### What the task requires
Wherever the string "последствия" appears in the listing, copy that line.
----
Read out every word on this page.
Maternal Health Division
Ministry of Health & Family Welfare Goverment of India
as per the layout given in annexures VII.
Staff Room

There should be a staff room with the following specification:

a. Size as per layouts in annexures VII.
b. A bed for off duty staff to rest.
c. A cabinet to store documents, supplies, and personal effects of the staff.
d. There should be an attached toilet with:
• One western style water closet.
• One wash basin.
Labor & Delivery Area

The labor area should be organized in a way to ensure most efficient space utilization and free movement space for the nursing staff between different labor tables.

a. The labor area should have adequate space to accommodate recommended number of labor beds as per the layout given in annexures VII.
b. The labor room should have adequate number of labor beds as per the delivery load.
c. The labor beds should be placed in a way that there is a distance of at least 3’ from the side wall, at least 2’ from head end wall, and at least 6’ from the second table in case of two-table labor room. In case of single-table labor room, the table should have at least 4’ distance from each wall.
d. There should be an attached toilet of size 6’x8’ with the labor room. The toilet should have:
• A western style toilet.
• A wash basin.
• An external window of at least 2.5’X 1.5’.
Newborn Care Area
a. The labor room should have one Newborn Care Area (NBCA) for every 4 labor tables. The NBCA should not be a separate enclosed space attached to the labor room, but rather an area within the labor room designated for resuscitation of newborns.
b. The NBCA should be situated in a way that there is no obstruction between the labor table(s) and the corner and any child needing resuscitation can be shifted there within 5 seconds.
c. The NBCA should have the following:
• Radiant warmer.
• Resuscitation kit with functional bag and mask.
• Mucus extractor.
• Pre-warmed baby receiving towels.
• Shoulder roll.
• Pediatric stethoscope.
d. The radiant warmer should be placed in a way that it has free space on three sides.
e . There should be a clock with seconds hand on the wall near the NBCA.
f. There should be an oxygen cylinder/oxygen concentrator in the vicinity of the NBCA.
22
----
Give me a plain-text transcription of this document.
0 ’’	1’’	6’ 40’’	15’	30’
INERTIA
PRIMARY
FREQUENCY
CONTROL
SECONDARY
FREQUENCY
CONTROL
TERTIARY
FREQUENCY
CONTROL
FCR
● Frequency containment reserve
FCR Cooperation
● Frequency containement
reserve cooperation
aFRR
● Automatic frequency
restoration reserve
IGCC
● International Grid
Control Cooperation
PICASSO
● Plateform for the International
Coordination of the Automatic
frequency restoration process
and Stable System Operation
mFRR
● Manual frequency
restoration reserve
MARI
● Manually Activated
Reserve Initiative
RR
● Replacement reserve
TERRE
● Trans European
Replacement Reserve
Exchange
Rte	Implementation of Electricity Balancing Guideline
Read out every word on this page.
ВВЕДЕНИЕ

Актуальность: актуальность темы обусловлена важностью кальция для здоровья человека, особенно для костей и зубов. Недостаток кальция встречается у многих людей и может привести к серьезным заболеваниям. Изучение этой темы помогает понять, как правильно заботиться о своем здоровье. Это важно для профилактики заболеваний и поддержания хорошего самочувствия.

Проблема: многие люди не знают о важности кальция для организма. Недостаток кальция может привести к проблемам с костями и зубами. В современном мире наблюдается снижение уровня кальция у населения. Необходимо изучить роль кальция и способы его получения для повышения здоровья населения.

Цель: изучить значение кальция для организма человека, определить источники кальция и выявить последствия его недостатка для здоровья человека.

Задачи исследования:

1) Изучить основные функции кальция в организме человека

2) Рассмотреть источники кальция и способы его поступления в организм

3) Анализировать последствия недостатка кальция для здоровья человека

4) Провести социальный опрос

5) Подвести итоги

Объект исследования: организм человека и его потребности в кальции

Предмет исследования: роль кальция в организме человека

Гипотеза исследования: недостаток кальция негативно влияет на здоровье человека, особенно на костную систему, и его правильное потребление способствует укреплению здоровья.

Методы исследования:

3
----
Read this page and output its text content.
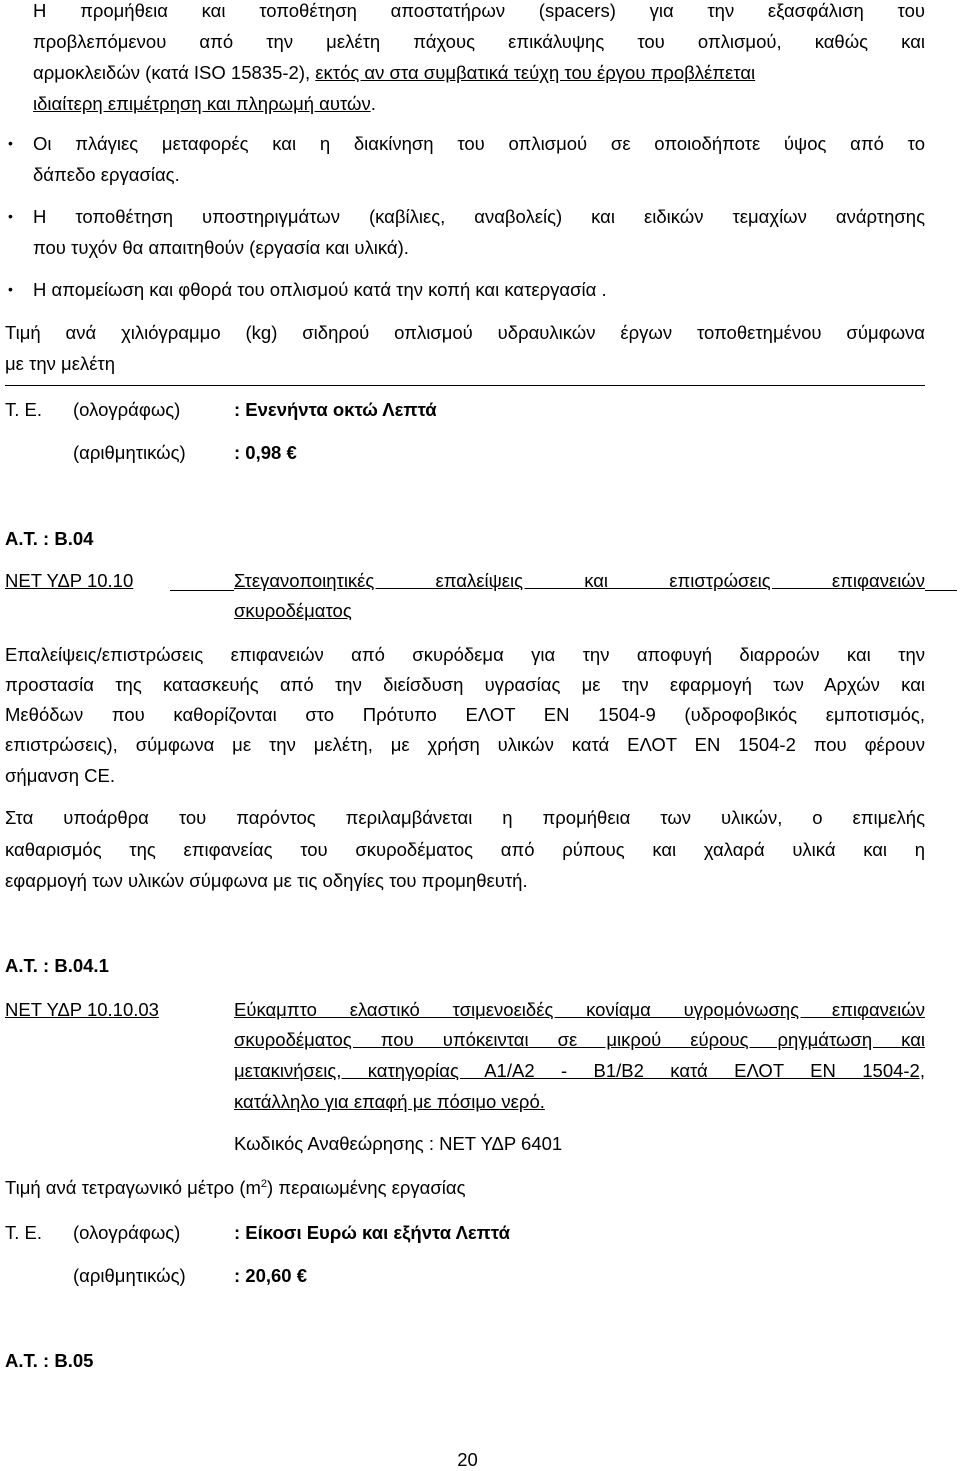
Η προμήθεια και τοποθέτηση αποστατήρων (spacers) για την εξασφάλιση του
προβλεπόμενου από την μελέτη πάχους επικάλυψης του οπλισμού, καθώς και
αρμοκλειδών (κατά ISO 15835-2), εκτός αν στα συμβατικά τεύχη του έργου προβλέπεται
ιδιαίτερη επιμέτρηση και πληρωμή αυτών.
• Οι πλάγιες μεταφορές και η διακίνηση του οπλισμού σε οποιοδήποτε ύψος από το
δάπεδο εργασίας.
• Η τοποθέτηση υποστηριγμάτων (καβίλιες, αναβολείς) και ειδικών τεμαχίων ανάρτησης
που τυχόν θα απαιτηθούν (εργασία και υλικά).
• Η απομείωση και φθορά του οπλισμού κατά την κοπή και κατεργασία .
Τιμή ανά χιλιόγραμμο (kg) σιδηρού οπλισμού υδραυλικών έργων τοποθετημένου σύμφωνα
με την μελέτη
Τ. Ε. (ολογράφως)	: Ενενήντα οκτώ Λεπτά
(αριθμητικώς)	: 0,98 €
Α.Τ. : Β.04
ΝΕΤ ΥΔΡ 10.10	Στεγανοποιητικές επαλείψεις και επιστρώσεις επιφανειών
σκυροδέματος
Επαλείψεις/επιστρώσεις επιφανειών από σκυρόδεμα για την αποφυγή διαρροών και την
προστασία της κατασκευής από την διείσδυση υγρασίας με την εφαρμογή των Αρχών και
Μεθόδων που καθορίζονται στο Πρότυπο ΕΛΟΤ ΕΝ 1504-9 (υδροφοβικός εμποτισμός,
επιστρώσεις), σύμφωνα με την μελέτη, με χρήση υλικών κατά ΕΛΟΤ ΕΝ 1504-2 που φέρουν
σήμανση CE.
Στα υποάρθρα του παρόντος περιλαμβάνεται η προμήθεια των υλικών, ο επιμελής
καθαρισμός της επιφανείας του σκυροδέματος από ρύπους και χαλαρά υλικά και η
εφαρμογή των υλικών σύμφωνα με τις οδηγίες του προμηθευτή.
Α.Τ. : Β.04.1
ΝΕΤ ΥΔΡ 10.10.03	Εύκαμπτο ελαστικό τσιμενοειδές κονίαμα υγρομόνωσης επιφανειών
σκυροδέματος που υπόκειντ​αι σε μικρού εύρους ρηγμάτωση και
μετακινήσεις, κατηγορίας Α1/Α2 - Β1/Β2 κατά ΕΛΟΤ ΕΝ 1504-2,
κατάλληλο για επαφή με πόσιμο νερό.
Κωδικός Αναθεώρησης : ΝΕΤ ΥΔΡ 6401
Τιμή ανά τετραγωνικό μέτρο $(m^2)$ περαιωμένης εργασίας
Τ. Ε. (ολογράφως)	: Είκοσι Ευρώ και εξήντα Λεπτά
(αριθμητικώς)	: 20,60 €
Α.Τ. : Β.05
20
----
### Answer for the task
Цель: изучить значение кальция для организма человека, определить источники кальция и выявить последствия его недостатка для здоровья человека.
3) Анализировать последствия недостатка кальция для здоровья человека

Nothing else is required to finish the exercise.